(Figure content listings)
-*-
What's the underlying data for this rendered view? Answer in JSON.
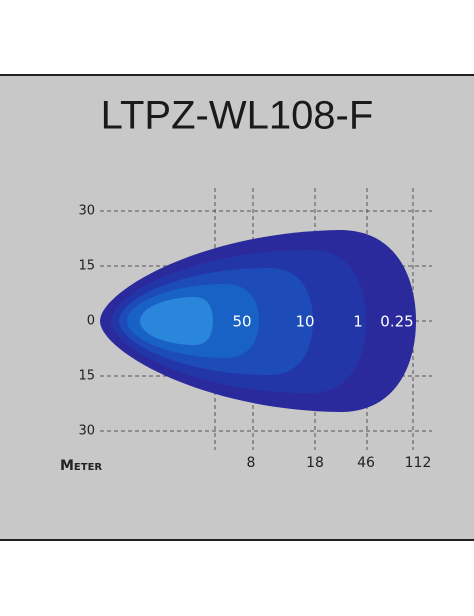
{
  "title": "LTPZ-WL108-F",
  "y_labels": [
    "30",
    "15",
    "0",
    "15",
    "30"
  ],
  "x_axis_label": "Meter",
  "x_labels": [
    "8",
    "18",
    "46",
    "112"
  ],
  "zone_labels": [
    "50",
    "10",
    "1",
    "0.25"
  ]
}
-*-
__AIM OF THE TASK__: Except for the pictures, give all the material above again verbatim.

__RESPONSE__:
What's the underlying data for this rendered view? Answer in JSON.
{
  "title": "LTPZ-WL108-F",
  "y_labels": [
    "30",
    "15",
    "0",
    "15",
    "30"
  ],
  "x_axis_label": "Meter",
  "x_labels": [
    "8",
    "18",
    "46",
    "112"
  ],
  "zone_labels": [
    "50",
    "10",
    "1",
    "0.25"
  ]
}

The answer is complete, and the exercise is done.